- **WHAT TO PRODUCE**:
Leave out the pictures and repeat everything else in the records exactly.
---- INPUT DATA
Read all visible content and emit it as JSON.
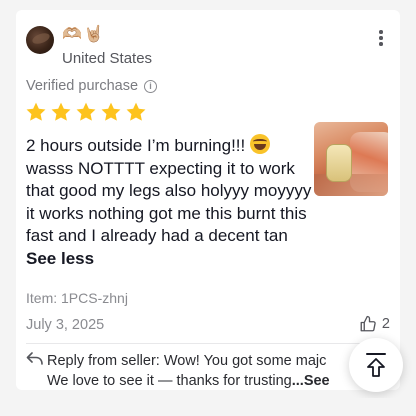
{
  "reviewer": {
    "emojis": "🫶🏼🤘🏼",
    "country": "United States"
  },
  "verified_label": "Verified purchase",
  "rating": 5,
  "review": {
    "text_before_emoji": "2 hours outside I’m burning!!! ",
    "text_after_emoji": "wasss NOTTTT expecting it to work that good my legs also holyyy moyyyy it works nothing got me this burnt this fast and I already had a decent tan",
    "see_less": "See less"
  },
  "item": "Item: 1PCS-zhnj",
  "date": "July 3, 2025",
  "likes": "2",
  "reply": {
    "line1": "Reply from seller: Wow! You got some majc",
    "line2": "We love to see it — thanks for trusting",
    "see_more": "...See"
  },
  "colors": {
    "star": "#fdc31d",
    "text": "#161823",
    "muted": "#8a8b90"
  },
  "icons": {
    "more": "more-vertical-icon",
    "info": "info-icon",
    "star": "star-icon",
    "like": "thumbs-up-icon",
    "reply": "reply-arrow-icon",
    "scroll_top": "arrow-up-to-top-icon"
  }
}
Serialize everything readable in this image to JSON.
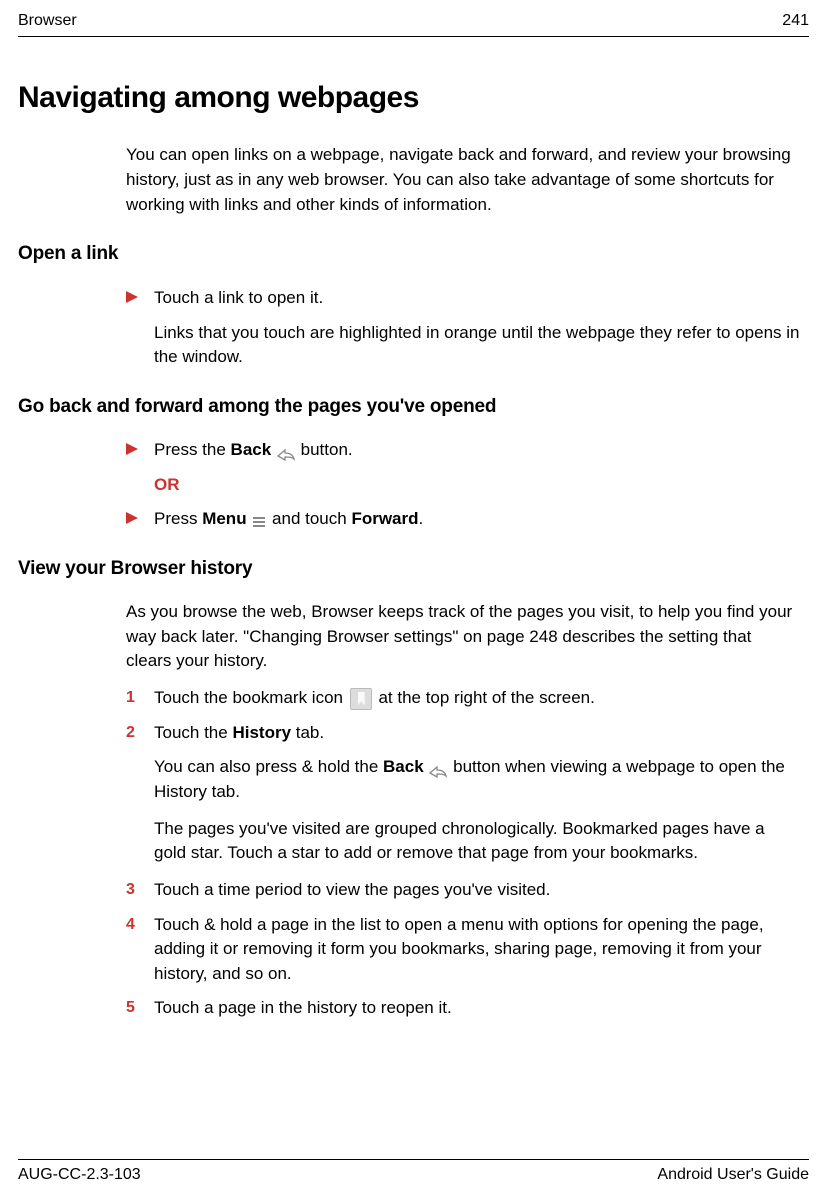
{
  "header": {
    "section": "Browser",
    "pageNumber": "241"
  },
  "title": "Navigating among webpages",
  "intro": "You can open links on a webpage, navigate back and forward, and review your browsing history, just as in any web browser. You can also take advantage of some shortcuts for working with links and other kinds of information.",
  "sections": {
    "openLink": {
      "heading": "Open a link",
      "bullet1": "Touch a link to open it.",
      "sub1": "Links that you touch are highlighted in orange until the webpage they refer to opens in the window."
    },
    "goBack": {
      "heading": "Go back and forward among the pages you've opened",
      "bullet1_a": "Press the ",
      "bullet1_b": "Back",
      "bullet1_c": " button.",
      "or": "OR",
      "bullet2_a": "Press ",
      "bullet2_b": "Menu",
      "bullet2_c": " and touch ",
      "bullet2_d": "Forward",
      "bullet2_e": "."
    },
    "history": {
      "heading": "View your Browser history",
      "intro": "As you browse the web, Browser keeps track of the pages you visit, to help you find your way back later. \"Changing Browser settings\" on page 248 describes the setting that clears your history.",
      "step1_a": "Touch the bookmark icon ",
      "step1_b": " at the top right of the screen.",
      "step2_a": "Touch the ",
      "step2_b": "History",
      "step2_c": " tab.",
      "step2_sub1_a": "You can also press & hold the ",
      "step2_sub1_b": "Back",
      "step2_sub1_c": " button when viewing a webpage to open the History tab.",
      "step2_sub2": "The pages you've visited are grouped chronologically. Bookmarked pages have a gold star. Touch a star to add or remove that page from your bookmarks.",
      "step3": "Touch a time period to view the pages you've visited.",
      "step4": "Touch & hold a page in the list to open a menu with options for opening the page, adding it or removing it form you bookmarks, sharing page, removing it from your history, and so on.",
      "step5": "Touch a page in the history to reopen it."
    }
  },
  "footer": {
    "left": "AUG-CC-2.3-103",
    "right": "Android User's Guide"
  }
}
--------
- **RESPONSE TO THIS EXERCISE**:
Read all visible content and emit it as JSON.
{
  "reviewer": {
    "emojis": "🫶🏼🤘🏼",
    "country": "United States"
  },
  "verified_label": "Verified purchase",
  "rating": 5,
  "review": {
    "text_before_emoji": "2 hours outside I’m burning!!! ",
    "text_after_emoji": "wasss NOTTTT expecting it to work that good my legs also holyyy moyyyy it works nothing got me this burnt this fast and I already had a decent tan",
    "see_less": "See less"
  },
  "item": "Item: 1PCS-zhnj",
  "date": "July 3, 2025",
  "likes": "2",
  "reply": {
    "line1": "Reply from seller: Wow! You got some majc",
    "line2": "We love to see it — thanks for trusting",
    "see_more": "...See"
  },
  "colors": {
    "star": "#fdc31d",
    "text": "#161823",
    "muted": "#8a8b90"
  },
  "icons": {
    "more": "more-vertical-icon",
    "info": "info-icon",
    "star": "star-icon",
    "like": "thumbs-up-icon",
    "reply": "reply-arrow-icon",
    "scroll_top": "arrow-up-to-top-icon"
  }
}
Serialize everything readable in this image to JSON.
{
  "header": {
    "section": "Browser",
    "pageNumber": "241"
  },
  "title": "Navigating among webpages",
  "intro": "You can open links on a webpage, navigate back and forward, and review your browsing history, just as in any web browser. You can also take advantage of some shortcuts for working with links and other kinds of information.",
  "sections": {
    "openLink": {
      "heading": "Open a link",
      "bullet1": "Touch a link to open it.",
      "sub1": "Links that you touch are highlighted in orange until the webpage they refer to opens in the window."
    },
    "goBack": {
      "heading": "Go back and forward among the pages you've opened",
      "bullet1_a": "Press the ",
      "bullet1_b": "Back",
      "bullet1_c": " button.",
      "or": "OR",
      "bullet2_a": "Press ",
      "bullet2_b": "Menu",
      "bullet2_c": " and touch ",
      "bullet2_d": "Forward",
      "bullet2_e": "."
    },
    "history": {
      "heading": "View your Browser history",
      "intro": "As you browse the web, Browser keeps track of the pages you visit, to help you find your way back later. \"Changing Browser settings\" on page 248 describes the setting that clears your history.",
      "step1_a": "Touch the bookmark icon ",
      "step1_b": " at the top right of the screen.",
      "step2_a": "Touch the ",
      "step2_b": "History",
      "step2_c": " tab.",
      "step2_sub1_a": "You can also press & hold the ",
      "step2_sub1_b": "Back",
      "step2_sub1_c": " button when viewing a webpage to open the History tab.",
      "step2_sub2": "The pages you've visited are grouped chronologically. Bookmarked pages have a gold star. Touch a star to add or remove that page from your bookmarks.",
      "step3": "Touch a time period to view the pages you've visited.",
      "step4": "Touch & hold a page in the list to open a menu with options for opening the page, adding it or removing it form you bookmarks, sharing page, removing it from your history, and so on.",
      "step5": "Touch a page in the history to reopen it."
    }
  },
  "footer": {
    "left": "AUG-CC-2.3-103",
    "right": "Android User's Guide"
  }
}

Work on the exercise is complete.